* **INFORMATION PROVIDED**:
= = =

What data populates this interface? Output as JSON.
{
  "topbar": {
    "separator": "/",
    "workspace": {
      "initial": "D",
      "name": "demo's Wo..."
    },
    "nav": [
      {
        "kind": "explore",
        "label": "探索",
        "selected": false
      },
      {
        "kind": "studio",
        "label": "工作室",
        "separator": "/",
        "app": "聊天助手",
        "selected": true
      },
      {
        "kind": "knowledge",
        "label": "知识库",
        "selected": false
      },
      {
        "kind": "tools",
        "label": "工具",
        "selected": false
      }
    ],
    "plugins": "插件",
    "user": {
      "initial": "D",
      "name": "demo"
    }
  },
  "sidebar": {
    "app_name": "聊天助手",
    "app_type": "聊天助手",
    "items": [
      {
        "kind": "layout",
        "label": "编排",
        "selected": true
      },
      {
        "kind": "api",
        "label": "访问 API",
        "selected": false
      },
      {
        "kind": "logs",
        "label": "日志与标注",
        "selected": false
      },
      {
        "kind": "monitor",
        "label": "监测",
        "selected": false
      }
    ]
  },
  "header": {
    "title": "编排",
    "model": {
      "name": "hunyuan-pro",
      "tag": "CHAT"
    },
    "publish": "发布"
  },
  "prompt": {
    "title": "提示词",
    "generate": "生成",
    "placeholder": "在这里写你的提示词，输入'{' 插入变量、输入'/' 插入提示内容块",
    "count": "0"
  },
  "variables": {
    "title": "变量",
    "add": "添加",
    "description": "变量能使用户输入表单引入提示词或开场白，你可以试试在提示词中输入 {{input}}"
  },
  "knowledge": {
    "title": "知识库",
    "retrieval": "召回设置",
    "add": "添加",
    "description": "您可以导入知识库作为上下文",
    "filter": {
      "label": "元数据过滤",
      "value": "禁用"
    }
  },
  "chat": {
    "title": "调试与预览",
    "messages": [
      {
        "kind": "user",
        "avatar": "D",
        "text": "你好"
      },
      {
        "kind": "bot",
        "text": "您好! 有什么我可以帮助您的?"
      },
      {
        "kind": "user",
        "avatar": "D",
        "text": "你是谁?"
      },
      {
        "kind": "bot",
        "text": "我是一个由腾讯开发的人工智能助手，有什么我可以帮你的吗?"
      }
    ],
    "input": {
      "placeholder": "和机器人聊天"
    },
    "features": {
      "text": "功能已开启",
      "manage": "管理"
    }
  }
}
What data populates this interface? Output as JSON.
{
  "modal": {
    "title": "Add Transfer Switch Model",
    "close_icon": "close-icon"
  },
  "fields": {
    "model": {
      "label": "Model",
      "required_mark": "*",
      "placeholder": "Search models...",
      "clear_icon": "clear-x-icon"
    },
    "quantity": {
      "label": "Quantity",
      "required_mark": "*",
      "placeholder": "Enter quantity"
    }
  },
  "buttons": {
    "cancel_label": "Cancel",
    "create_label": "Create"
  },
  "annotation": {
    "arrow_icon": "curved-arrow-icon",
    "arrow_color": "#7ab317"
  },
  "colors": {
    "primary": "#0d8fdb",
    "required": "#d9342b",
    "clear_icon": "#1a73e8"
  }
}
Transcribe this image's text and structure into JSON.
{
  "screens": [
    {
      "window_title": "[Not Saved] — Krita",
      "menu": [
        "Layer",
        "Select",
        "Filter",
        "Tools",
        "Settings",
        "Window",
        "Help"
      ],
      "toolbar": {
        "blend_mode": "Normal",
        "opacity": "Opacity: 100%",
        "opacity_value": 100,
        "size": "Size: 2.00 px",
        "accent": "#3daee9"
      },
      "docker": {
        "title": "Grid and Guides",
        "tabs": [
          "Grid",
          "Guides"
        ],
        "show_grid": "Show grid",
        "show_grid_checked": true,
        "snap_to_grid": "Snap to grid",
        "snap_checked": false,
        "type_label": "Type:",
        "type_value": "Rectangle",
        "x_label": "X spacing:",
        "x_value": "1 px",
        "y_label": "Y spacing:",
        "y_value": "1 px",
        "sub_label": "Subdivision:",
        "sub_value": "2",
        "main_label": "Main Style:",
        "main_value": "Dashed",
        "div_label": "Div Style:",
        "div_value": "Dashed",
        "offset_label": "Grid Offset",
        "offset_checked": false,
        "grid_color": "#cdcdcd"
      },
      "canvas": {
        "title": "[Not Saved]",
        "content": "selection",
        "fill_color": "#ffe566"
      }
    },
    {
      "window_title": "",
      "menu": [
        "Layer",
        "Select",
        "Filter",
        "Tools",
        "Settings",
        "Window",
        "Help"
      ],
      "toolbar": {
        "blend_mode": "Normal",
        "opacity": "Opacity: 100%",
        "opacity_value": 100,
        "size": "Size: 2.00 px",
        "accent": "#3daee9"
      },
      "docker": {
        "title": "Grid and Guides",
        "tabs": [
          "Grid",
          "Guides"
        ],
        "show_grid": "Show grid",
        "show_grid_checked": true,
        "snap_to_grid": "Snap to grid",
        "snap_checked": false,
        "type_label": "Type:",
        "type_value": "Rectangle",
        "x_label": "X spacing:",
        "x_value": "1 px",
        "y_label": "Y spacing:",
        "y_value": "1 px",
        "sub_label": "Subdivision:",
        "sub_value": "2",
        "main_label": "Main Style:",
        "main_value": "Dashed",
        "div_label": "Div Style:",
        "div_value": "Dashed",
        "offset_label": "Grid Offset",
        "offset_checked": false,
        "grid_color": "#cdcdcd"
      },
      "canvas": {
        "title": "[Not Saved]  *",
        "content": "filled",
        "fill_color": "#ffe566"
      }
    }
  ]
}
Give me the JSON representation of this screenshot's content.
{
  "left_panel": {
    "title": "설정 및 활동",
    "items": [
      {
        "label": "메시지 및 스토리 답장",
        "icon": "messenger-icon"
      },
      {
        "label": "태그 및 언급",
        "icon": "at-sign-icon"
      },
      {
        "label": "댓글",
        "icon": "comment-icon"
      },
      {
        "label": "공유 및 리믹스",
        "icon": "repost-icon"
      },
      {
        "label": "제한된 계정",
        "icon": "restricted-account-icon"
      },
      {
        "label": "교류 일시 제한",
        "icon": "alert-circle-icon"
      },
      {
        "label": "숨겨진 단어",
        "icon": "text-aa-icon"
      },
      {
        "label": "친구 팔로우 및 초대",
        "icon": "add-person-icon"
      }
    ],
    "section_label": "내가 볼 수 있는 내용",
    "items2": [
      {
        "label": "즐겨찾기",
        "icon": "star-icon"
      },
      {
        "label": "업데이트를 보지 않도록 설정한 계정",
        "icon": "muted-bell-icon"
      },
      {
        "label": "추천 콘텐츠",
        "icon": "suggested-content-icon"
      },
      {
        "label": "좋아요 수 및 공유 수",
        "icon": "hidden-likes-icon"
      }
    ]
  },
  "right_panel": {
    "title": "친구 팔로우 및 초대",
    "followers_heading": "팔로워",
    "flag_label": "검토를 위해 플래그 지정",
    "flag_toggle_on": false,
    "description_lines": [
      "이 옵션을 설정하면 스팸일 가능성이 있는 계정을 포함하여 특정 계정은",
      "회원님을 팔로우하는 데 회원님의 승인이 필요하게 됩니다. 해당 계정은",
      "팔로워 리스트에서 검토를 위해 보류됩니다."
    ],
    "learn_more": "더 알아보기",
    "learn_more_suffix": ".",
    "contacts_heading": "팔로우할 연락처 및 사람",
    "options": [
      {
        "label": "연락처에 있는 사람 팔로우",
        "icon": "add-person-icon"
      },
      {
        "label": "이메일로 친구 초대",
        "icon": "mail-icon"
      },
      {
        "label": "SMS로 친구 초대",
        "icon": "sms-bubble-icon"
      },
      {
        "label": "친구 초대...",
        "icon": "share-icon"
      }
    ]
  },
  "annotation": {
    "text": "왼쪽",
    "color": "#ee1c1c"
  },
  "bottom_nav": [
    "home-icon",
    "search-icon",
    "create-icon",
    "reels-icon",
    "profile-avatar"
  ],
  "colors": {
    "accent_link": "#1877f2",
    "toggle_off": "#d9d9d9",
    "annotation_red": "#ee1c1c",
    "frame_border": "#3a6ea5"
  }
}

= = =

* **WORK TO COMPLETE**: Copy in full each line that holds the word "this".

* **REPLY TO THE TASK**:
What data populates this interface? Output as JSON.
What data populates this interface? Output as JSON.
Transcribe this image's text and structure into JSON.
Give me the JSON representation of this screenshot's content.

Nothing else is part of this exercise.